Where a line contains the string "object", copy that line.
* Begin SUPPLIED MATERIAL *
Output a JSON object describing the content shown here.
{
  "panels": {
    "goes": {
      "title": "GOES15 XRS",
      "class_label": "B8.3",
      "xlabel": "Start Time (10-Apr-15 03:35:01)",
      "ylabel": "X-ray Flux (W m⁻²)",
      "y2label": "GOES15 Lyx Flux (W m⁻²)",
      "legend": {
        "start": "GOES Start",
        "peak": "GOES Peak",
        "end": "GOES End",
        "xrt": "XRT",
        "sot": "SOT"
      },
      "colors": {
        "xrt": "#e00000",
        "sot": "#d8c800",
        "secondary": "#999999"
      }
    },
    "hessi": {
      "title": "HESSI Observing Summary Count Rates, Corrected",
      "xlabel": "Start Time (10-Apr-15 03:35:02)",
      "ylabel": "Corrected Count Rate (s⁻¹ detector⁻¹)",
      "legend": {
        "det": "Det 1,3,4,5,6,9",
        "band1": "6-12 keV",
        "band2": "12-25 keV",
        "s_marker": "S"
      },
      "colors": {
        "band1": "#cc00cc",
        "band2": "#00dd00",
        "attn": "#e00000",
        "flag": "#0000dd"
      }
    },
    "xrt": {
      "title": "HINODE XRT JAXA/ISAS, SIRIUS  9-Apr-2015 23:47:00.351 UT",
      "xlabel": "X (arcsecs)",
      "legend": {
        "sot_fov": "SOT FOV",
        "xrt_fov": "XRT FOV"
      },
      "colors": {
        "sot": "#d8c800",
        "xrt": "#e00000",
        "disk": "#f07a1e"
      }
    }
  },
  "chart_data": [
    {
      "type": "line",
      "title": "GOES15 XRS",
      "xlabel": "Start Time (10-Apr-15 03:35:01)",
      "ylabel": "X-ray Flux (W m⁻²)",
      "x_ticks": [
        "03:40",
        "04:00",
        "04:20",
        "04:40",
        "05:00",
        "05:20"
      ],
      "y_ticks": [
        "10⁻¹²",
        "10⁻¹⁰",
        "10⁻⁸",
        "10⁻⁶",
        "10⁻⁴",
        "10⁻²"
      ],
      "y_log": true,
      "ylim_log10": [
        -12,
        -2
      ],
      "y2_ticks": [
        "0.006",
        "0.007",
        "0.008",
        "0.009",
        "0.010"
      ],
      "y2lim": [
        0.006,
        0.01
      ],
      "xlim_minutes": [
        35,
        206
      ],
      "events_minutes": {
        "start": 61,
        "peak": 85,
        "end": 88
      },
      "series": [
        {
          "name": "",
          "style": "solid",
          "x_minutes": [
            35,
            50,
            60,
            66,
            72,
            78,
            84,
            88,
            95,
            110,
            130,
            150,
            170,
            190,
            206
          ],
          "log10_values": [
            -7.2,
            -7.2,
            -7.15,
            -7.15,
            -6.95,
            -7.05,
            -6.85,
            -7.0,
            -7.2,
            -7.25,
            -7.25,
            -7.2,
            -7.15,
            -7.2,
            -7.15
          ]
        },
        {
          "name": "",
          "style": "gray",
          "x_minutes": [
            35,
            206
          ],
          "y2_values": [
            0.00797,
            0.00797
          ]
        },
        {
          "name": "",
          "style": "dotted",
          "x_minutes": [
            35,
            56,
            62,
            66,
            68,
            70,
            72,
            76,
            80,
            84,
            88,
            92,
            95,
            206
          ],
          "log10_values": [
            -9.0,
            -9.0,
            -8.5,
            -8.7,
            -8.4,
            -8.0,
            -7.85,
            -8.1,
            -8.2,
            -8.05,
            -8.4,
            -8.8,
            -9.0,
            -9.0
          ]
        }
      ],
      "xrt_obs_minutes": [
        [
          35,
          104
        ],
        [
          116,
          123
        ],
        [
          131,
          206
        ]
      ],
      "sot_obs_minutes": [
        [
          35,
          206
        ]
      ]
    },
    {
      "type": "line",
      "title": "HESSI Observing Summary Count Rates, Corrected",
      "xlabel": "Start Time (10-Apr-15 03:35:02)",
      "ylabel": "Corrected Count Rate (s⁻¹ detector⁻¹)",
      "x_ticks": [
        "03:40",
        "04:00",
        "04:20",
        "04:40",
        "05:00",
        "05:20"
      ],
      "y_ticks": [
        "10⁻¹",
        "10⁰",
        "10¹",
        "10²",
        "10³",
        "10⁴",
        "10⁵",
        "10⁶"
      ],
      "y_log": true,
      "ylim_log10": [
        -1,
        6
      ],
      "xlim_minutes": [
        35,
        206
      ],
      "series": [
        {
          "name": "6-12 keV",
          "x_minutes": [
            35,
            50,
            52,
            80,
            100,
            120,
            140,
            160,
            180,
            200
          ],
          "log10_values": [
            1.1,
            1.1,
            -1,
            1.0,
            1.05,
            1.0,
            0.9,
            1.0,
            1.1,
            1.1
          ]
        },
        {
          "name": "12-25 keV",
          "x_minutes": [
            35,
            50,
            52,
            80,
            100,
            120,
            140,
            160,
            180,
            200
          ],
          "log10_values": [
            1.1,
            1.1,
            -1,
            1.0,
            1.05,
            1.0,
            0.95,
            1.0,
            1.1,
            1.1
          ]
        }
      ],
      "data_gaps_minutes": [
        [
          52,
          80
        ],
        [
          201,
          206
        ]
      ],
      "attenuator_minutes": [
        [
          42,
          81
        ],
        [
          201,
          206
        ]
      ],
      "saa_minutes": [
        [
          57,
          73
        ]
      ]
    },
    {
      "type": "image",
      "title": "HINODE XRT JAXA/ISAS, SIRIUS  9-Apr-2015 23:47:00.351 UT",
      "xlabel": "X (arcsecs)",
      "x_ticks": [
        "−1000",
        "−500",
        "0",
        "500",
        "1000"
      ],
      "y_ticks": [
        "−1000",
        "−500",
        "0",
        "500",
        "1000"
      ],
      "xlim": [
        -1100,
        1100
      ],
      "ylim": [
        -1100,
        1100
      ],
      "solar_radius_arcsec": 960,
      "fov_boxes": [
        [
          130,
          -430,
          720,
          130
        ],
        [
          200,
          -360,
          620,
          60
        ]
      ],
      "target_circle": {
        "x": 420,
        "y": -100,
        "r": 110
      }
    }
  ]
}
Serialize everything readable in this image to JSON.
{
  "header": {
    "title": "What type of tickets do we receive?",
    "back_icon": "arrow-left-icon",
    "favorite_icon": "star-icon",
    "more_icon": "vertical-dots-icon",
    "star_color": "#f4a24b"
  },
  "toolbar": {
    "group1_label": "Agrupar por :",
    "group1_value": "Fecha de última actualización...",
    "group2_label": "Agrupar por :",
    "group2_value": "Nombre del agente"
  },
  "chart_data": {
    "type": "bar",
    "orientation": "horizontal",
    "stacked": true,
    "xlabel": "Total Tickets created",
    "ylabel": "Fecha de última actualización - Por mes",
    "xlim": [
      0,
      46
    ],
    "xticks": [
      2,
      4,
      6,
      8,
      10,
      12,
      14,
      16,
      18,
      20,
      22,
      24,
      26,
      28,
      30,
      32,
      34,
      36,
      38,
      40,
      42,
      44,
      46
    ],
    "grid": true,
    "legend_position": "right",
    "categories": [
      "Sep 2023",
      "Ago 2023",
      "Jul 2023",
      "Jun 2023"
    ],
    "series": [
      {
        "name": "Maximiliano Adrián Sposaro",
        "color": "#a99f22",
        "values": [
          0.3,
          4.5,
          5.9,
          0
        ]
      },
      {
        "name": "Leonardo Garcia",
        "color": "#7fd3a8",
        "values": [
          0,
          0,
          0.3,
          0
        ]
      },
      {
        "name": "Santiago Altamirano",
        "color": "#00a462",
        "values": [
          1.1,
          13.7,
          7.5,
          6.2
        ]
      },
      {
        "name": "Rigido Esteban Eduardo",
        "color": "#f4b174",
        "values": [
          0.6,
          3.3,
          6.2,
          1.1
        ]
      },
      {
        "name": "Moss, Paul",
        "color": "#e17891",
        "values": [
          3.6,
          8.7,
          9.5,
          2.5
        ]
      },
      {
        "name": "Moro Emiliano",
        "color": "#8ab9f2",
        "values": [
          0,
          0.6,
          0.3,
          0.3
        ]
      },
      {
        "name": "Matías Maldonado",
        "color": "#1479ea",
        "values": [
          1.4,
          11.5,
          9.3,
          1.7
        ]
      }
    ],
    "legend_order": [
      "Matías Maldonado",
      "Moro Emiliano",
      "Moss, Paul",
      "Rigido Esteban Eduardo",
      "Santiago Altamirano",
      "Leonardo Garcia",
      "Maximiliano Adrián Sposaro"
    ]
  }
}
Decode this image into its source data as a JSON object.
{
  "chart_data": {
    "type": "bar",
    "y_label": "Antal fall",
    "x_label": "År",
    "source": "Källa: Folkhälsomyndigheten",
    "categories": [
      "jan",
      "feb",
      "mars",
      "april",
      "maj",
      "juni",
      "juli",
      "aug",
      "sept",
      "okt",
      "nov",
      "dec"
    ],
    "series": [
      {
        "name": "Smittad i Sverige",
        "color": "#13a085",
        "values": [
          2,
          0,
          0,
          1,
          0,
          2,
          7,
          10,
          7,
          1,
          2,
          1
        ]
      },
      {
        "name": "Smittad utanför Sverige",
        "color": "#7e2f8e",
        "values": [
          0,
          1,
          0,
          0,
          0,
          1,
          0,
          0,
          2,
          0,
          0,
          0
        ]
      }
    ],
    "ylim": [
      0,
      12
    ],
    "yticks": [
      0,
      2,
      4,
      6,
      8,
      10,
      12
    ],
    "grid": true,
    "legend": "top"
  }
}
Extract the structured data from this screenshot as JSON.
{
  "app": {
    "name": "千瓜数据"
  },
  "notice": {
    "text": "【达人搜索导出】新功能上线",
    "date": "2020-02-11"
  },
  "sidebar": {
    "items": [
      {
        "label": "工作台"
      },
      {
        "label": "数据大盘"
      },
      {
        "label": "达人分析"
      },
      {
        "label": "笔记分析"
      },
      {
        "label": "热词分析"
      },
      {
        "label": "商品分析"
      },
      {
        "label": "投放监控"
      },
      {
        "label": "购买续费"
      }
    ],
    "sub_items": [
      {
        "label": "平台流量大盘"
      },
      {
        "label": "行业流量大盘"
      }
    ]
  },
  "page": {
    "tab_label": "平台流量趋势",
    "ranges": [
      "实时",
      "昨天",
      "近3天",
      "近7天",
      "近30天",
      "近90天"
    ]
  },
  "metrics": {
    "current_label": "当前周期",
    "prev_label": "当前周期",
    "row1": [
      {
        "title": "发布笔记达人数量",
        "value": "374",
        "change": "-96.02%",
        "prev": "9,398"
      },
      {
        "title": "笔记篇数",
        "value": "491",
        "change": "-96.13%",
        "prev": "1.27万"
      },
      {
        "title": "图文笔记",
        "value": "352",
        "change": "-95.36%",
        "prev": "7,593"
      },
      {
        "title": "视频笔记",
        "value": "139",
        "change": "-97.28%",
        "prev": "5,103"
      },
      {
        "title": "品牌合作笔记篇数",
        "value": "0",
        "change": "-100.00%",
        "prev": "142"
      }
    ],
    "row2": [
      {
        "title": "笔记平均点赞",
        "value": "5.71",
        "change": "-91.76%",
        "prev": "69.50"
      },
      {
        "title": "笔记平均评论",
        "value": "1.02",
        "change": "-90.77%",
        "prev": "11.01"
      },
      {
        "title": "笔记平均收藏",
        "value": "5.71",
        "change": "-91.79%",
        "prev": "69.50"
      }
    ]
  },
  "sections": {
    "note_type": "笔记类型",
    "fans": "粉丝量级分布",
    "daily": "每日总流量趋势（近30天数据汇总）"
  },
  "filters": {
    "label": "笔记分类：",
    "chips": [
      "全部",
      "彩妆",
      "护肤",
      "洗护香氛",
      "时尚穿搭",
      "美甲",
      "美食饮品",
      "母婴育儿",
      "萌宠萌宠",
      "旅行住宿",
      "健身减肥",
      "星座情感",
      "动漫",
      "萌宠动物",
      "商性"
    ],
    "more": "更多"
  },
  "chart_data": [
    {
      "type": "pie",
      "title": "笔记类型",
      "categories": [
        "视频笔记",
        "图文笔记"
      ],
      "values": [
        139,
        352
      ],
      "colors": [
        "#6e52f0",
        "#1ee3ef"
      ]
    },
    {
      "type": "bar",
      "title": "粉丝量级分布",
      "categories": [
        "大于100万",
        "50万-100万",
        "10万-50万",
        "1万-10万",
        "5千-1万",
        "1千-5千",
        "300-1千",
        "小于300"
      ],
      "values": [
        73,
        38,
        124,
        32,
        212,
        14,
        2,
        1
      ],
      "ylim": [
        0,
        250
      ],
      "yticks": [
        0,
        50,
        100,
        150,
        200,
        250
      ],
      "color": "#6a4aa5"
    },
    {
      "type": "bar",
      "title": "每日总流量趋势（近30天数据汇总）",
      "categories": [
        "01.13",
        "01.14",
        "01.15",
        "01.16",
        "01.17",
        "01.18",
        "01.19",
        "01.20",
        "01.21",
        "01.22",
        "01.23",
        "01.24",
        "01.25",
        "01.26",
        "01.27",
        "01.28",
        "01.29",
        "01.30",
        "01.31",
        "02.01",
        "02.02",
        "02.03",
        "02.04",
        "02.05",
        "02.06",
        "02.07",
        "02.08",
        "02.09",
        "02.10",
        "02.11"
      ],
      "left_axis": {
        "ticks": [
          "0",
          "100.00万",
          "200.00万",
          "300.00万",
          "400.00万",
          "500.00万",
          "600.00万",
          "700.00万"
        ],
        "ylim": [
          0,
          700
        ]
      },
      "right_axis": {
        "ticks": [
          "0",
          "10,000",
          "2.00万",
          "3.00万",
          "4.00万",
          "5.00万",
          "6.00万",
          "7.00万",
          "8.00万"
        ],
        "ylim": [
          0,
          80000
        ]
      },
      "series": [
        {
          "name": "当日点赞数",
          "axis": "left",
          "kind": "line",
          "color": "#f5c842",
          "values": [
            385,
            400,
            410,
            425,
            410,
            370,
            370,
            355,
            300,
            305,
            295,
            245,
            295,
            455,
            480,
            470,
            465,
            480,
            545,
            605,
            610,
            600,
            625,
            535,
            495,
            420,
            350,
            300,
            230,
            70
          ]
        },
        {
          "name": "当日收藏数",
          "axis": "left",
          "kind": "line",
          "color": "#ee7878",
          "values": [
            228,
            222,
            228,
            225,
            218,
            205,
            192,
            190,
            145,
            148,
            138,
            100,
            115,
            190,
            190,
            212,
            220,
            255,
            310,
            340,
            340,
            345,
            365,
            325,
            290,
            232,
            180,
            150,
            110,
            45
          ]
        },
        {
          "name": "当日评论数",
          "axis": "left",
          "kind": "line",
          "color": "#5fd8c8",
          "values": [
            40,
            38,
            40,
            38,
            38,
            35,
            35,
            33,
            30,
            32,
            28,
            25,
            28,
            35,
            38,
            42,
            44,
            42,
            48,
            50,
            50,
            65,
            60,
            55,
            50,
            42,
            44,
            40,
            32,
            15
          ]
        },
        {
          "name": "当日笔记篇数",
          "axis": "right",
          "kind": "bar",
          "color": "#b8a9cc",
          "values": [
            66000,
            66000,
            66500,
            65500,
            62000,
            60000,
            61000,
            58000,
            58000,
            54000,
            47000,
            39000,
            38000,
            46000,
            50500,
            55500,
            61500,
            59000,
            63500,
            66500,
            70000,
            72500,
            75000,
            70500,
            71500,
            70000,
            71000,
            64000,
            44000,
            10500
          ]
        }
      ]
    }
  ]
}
* End SUPPLIED MATERIAL *
OUTPUT FOR THIS EXERCISE ::
Output a JSON object describing the content shown here.
Decode this image into its source data as a JSON object.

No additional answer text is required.